AIM: Images should be left out, and everything else in the listing reproduced exactly.
====
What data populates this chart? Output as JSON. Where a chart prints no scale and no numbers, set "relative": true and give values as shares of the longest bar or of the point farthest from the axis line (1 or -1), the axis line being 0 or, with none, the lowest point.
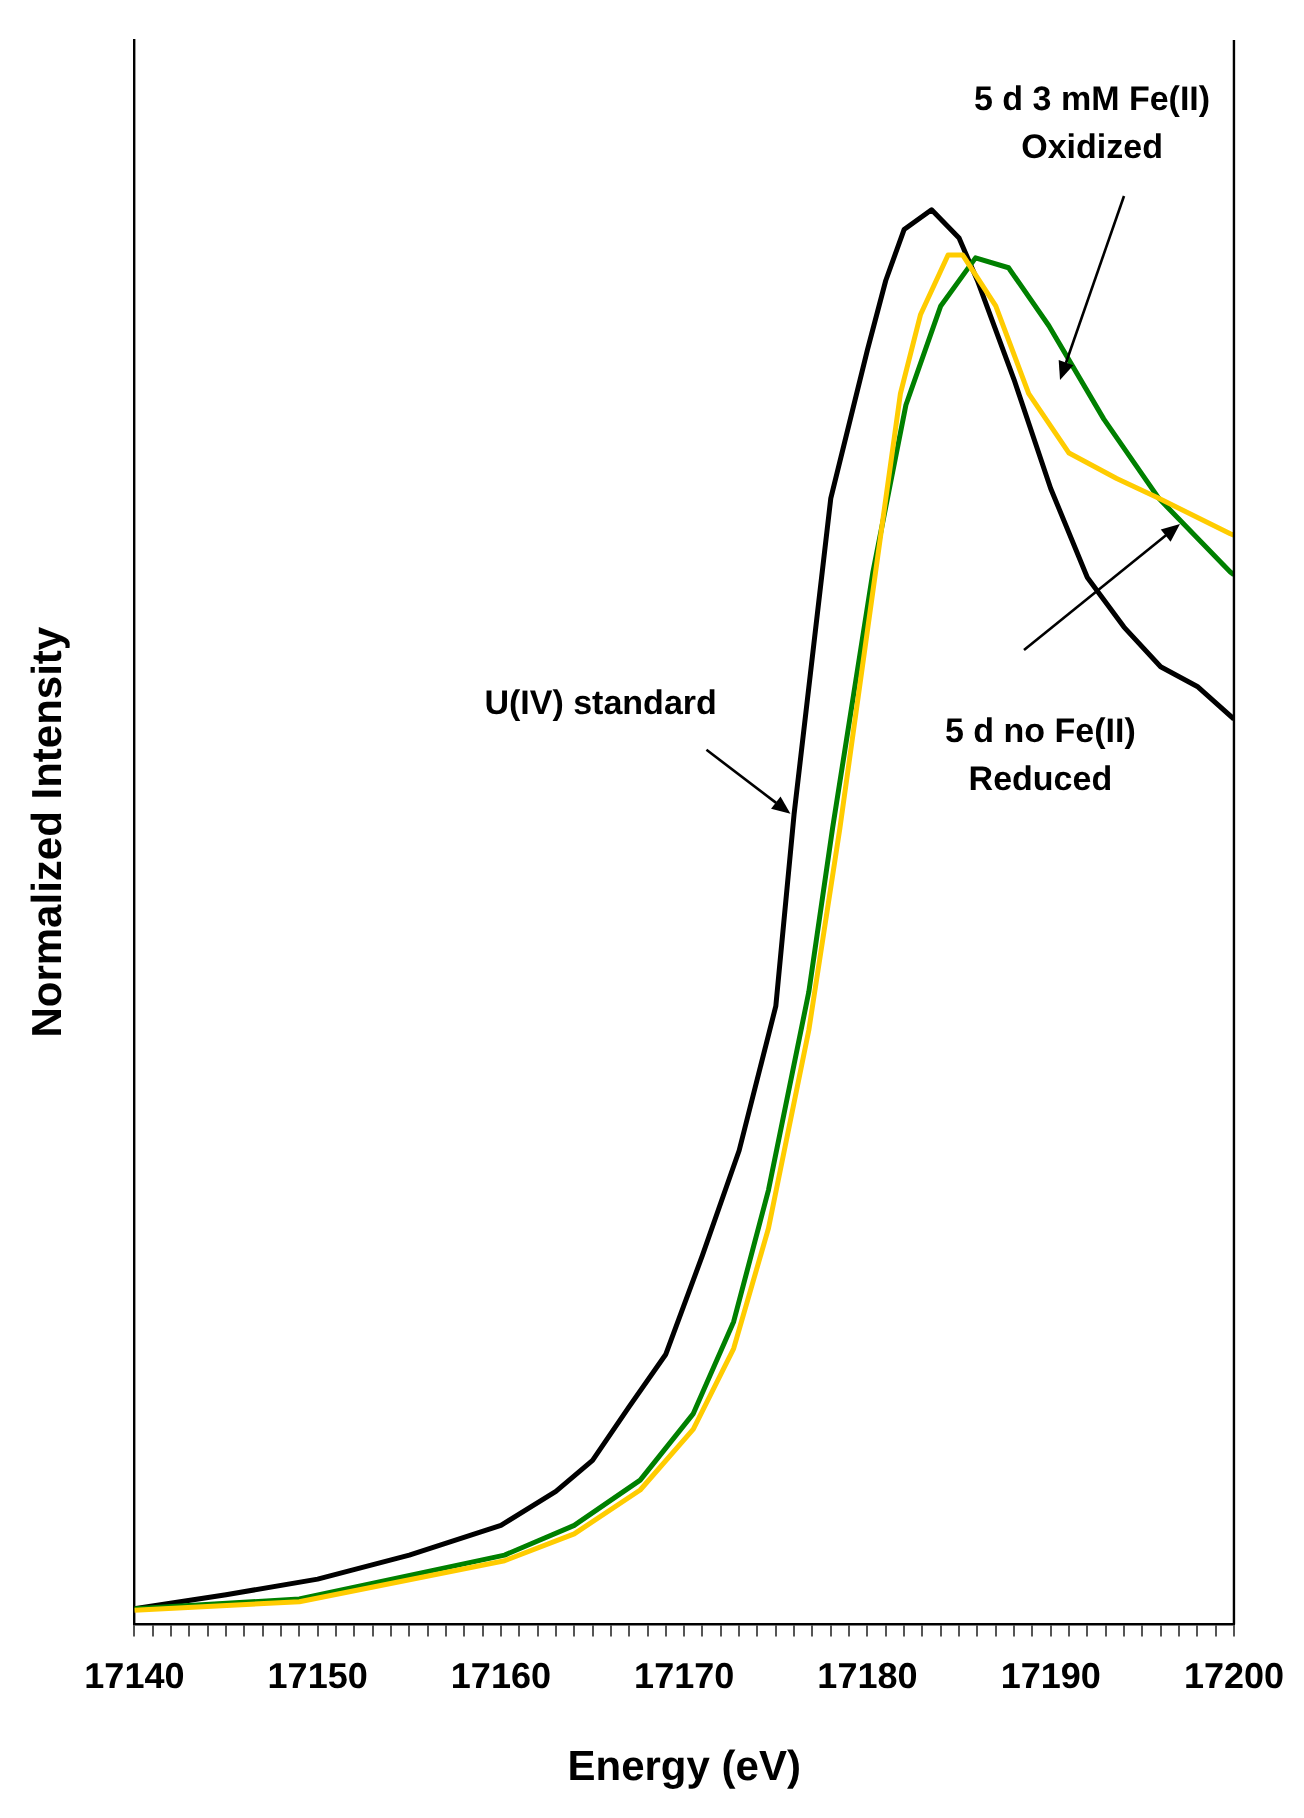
{
  "chart_data": {
    "type": "line",
    "xlabel": "Energy (eV)",
    "ylabel": "Normalized Intensity",
    "relative": true,
    "grid": false,
    "legend": false,
    "marker": "none",
    "line_style": "solid",
    "xlim": [
      17140,
      17200
    ],
    "xticks": [
      17140,
      {
        "value": 17141,
        "label": null
      },
      {
        "value": 17142,
        "label": null
      },
      {
        "value": 17143,
        "label": null
      },
      {
        "value": 17144,
        "label": null
      },
      {
        "value": 17145,
        "label": null
      },
      {
        "value": 17146,
        "label": null
      },
      {
        "value": 17147,
        "label": null
      },
      {
        "value": 17148,
        "label": null
      },
      {
        "value": 17149,
        "label": null
      },
      17150,
      {
        "value": 17151,
        "label": null
      },
      {
        "value": 17152,
        "label": null
      },
      {
        "value": 17153,
        "label": null
      },
      {
        "value": 17154,
        "label": null
      },
      {
        "value": 17155,
        "label": null
      },
      {
        "value": 17156,
        "label": null
      },
      {
        "value": 17157,
        "label": null
      },
      {
        "value": 17158,
        "label": null
      },
      {
        "value": 17159,
        "label": null
      },
      17160,
      {
        "value": 17161,
        "label": null
      },
      {
        "value": 17162,
        "label": null
      },
      {
        "value": 17163,
        "label": null
      },
      {
        "value": 17164,
        "label": null
      },
      {
        "value": 17165,
        "label": null
      },
      {
        "value": 17166,
        "label": null
      },
      {
        "value": 17167,
        "label": null
      },
      {
        "value": 17168,
        "label": null
      },
      {
        "value": 17169,
        "label": null
      },
      17170,
      {
        "value": 17171,
        "label": null
      },
      {
        "value": 17172,
        "label": null
      },
      {
        "value": 17173,
        "label": null
      },
      {
        "value": 17174,
        "label": null
      },
      {
        "value": 17175,
        "label": null
      },
      {
        "value": 17176,
        "label": null
      },
      {
        "value": 17177,
        "label": null
      },
      {
        "value": 17178,
        "label": null
      },
      {
        "value": 17179,
        "label": null
      },
      17180,
      {
        "value": 17181,
        "label": null
      },
      {
        "value": 17182,
        "label": null
      },
      {
        "value": 17183,
        "label": null
      },
      {
        "value": 17184,
        "label": null
      },
      {
        "value": 17185,
        "label": null
      },
      {
        "value": 17186,
        "label": null
      },
      {
        "value": 17187,
        "label": null
      },
      {
        "value": 17188,
        "label": null
      },
      {
        "value": 17189,
        "label": null
      },
      17190,
      {
        "value": 17191,
        "label": null
      },
      {
        "value": 17192,
        "label": null
      },
      {
        "value": 17193,
        "label": null
      },
      {
        "value": 17194,
        "label": null
      },
      {
        "value": 17195,
        "label": null
      },
      {
        "value": 17196,
        "label": null
      },
      {
        "value": 17197,
        "label": null
      },
      {
        "value": 17198,
        "label": null
      },
      {
        "value": 17199,
        "label": null
      },
      17200
    ],
    "series": [
      {
        "color": "#ffcc00",
        "x": [
          17140,
          17149,
          17160.2,
          17164,
          17167.6,
          17170.5,
          17172.7,
          17174.6,
          17176.8,
          17178.5,
          17181.8,
          17182.9,
          17184.4,
          17185.2,
          17187,
          17188.8,
          17191,
          17193.6,
          17195.9,
          17199.8,
          17200
        ],
        "values": [
          0.01,
          0.016,
          0.045,
          0.064,
          0.095,
          0.138,
          0.195,
          0.28,
          0.42,
          0.563,
          0.87,
          0.926,
          0.968,
          0.968,
          0.932,
          0.87,
          0.828,
          0.81,
          0.796,
          0.771,
          0.77
        ]
      },
      {
        "color": "#008000",
        "x": [
          17140,
          17149,
          17160.2,
          17164,
          17167.6,
          17170.5,
          17172.7,
          17174.6,
          17176.8,
          17178.1,
          17180.3,
          17182.1,
          17184,
          17185.9,
          17187.7,
          17189.9,
          17192.9,
          17195.9,
          17199.8,
          17200
        ],
        "values": [
          0.011,
          0.018,
          0.049,
          0.07,
          0.102,
          0.149,
          0.214,
          0.307,
          0.447,
          0.563,
          0.744,
          0.862,
          0.932,
          0.966,
          0.959,
          0.918,
          0.852,
          0.796,
          0.744,
          0.742
        ]
      },
      {
        "color": "#000000",
        "x": [
          17140,
          17145,
          17150,
          17155,
          17160,
          17163,
          17165,
          17167,
          17169,
          17171,
          17173,
          17175,
          17176,
          17178,
          17180,
          17181,
          17182,
          17183.5,
          17185,
          17186,
          17188,
          17190,
          17192,
          17194,
          17196,
          17198,
          17200
        ],
        "values": [
          0.011,
          0.021,
          0.032,
          0.049,
          0.07,
          0.094,
          0.116,
          0.154,
          0.191,
          0.261,
          0.335,
          0.437,
          0.573,
          0.796,
          0.901,
          0.95,
          0.986,
          1,
          0.98,
          0.95,
          0.88,
          0.803,
          0.74,
          0.705,
          0.677,
          0.663,
          0.64
        ]
      }
    ],
    "annotations": [
      {
        "text": "U(IV) standard",
        "x": 17175.8,
        "y": 0.573
      },
      "5 d 3 mM Fe(II)\nOxidized",
      "5 d no Fe(II)\nReduced"
    ]
  }
}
====
ANSWER FOR THE TASK:
What data populates this chart? Output as JSON. Where a chart prints no scale and no numbers, set "relative": true and give values as shares of the longest bar or of the point farthest from the axis line (1 or -1), the axis line being 0 or, with none, the lowest point.
{
  "chart_data": {
    "type": "line",
    "xlabel": "Energy (eV)",
    "ylabel": "Normalized Intensity",
    "relative": true,
    "grid": false,
    "legend": false,
    "marker": "none",
    "line_style": "solid",
    "xlim": [
      17140,
      17200
    ],
    "xticks": [
      17140,
      {
        "value": 17141,
        "label": null
      },
      {
        "value": 17142,
        "label": null
      },
      {
        "value": 17143,
        "label": null
      },
      {
        "value": 17144,
        "label": null
      },
      {
        "value": 17145,
        "label": null
      },
      {
        "value": 17146,
        "label": null
      },
      {
        "value": 17147,
        "label": null
      },
      {
        "value": 17148,
        "label": null
      },
      {
        "value": 17149,
        "label": null
      },
      17150,
      {
        "value": 17151,
        "label": null
      },
      {
        "value": 17152,
        "label": null
      },
      {
        "value": 17153,
        "label": null
      },
      {
        "value": 17154,
        "label": null
      },
      {
        "value": 17155,
        "label": null
      },
      {
        "value": 17156,
        "label": null
      },
      {
        "value": 17157,
        "label": null
      },
      {
        "value": 17158,
        "label": null
      },
      {
        "value": 17159,
        "label": null
      },
      17160,
      {
        "value": 17161,
        "label": null
      },
      {
        "value": 17162,
        "label": null
      },
      {
        "value": 17163,
        "label": null
      },
      {
        "value": 17164,
        "label": null
      },
      {
        "value": 17165,
        "label": null
      },
      {
        "value": 17166,
        "label": null
      },
      {
        "value": 17167,
        "label": null
      },
      {
        "value": 17168,
        "label": null
      },
      {
        "value": 17169,
        "label": null
      },
      17170,
      {
        "value": 17171,
        "label": null
      },
      {
        "value": 17172,
        "label": null
      },
      {
        "value": 17173,
        "label": null
      },
      {
        "value": 17174,
        "label": null
      },
      {
        "value": 17175,
        "label": null
      },
      {
        "value": 17176,
        "label": null
      },
      {
        "value": 17177,
        "label": null
      },
      {
        "value": 17178,
        "label": null
      },
      {
        "value": 17179,
        "label": null
      },
      17180,
      {
        "value": 17181,
        "label": null
      },
      {
        "value": 17182,
        "label": null
      },
      {
        "value": 17183,
        "label": null
      },
      {
        "value": 17184,
        "label": null
      },
      {
        "value": 17185,
        "label": null
      },
      {
        "value": 17186,
        "label": null
      },
      {
        "value": 17187,
        "label": null
      },
      {
        "value": 17188,
        "label": null
      },
      {
        "value": 17189,
        "label": null
      },
      17190,
      {
        "value": 17191,
        "label": null
      },
      {
        "value": 17192,
        "label": null
      },
      {
        "value": 17193,
        "label": null
      },
      {
        "value": 17194,
        "label": null
      },
      {
        "value": 17195,
        "label": null
      },
      {
        "value": 17196,
        "label": null
      },
      {
        "value": 17197,
        "label": null
      },
      {
        "value": 17198,
        "label": null
      },
      {
        "value": 17199,
        "label": null
      },
      17200
    ],
    "series": [
      {
        "color": "#ffcc00",
        "x": [
          17140,
          17149,
          17160.2,
          17164,
          17167.6,
          17170.5,
          17172.7,
          17174.6,
          17176.8,
          17178.5,
          17181.8,
          17182.9,
          17184.4,
          17185.2,
          17187,
          17188.8,
          17191,
          17193.6,
          17195.9,
          17199.8,
          17200
        ],
        "values": [
          0.01,
          0.016,
          0.045,
          0.064,
          0.095,
          0.138,
          0.195,
          0.28,
          0.42,
          0.563,
          0.87,
          0.926,
          0.968,
          0.968,
          0.932,
          0.87,
          0.828,
          0.81,
          0.796,
          0.771,
          0.77
        ]
      },
      {
        "color": "#008000",
        "x": [
          17140,
          17149,
          17160.2,
          17164,
          17167.6,
          17170.5,
          17172.7,
          17174.6,
          17176.8,
          17178.1,
          17180.3,
          17182.1,
          17184,
          17185.9,
          17187.7,
          17189.9,
          17192.9,
          17195.9,
          17199.8,
          17200
        ],
        "values": [
          0.011,
          0.018,
          0.049,
          0.07,
          0.102,
          0.149,
          0.214,
          0.307,
          0.447,
          0.563,
          0.744,
          0.862,
          0.932,
          0.966,
          0.959,
          0.918,
          0.852,
          0.796,
          0.744,
          0.742
        ]
      },
      {
        "color": "#000000",
        "x": [
          17140,
          17145,
          17150,
          17155,
          17160,
          17163,
          17165,
          17167,
          17169,
          17171,
          17173,
          17175,
          17176,
          17178,
          17180,
          17181,
          17182,
          17183.5,
          17185,
          17186,
          17188,
          17190,
          17192,
          17194,
          17196,
          17198,
          17200
        ],
        "values": [
          0.011,
          0.021,
          0.032,
          0.049,
          0.07,
          0.094,
          0.116,
          0.154,
          0.191,
          0.261,
          0.335,
          0.437,
          0.573,
          0.796,
          0.901,
          0.95,
          0.986,
          1,
          0.98,
          0.95,
          0.88,
          0.803,
          0.74,
          0.705,
          0.677,
          0.663,
          0.64
        ]
      }
    ],
    "annotations": [
      {
        "text": "U(IV) standard",
        "x": 17175.8,
        "y": 0.573
      },
      "5 d 3 mM Fe(II)\nOxidized",
      "5 d no Fe(II)\nReduced"
    ]
  }
}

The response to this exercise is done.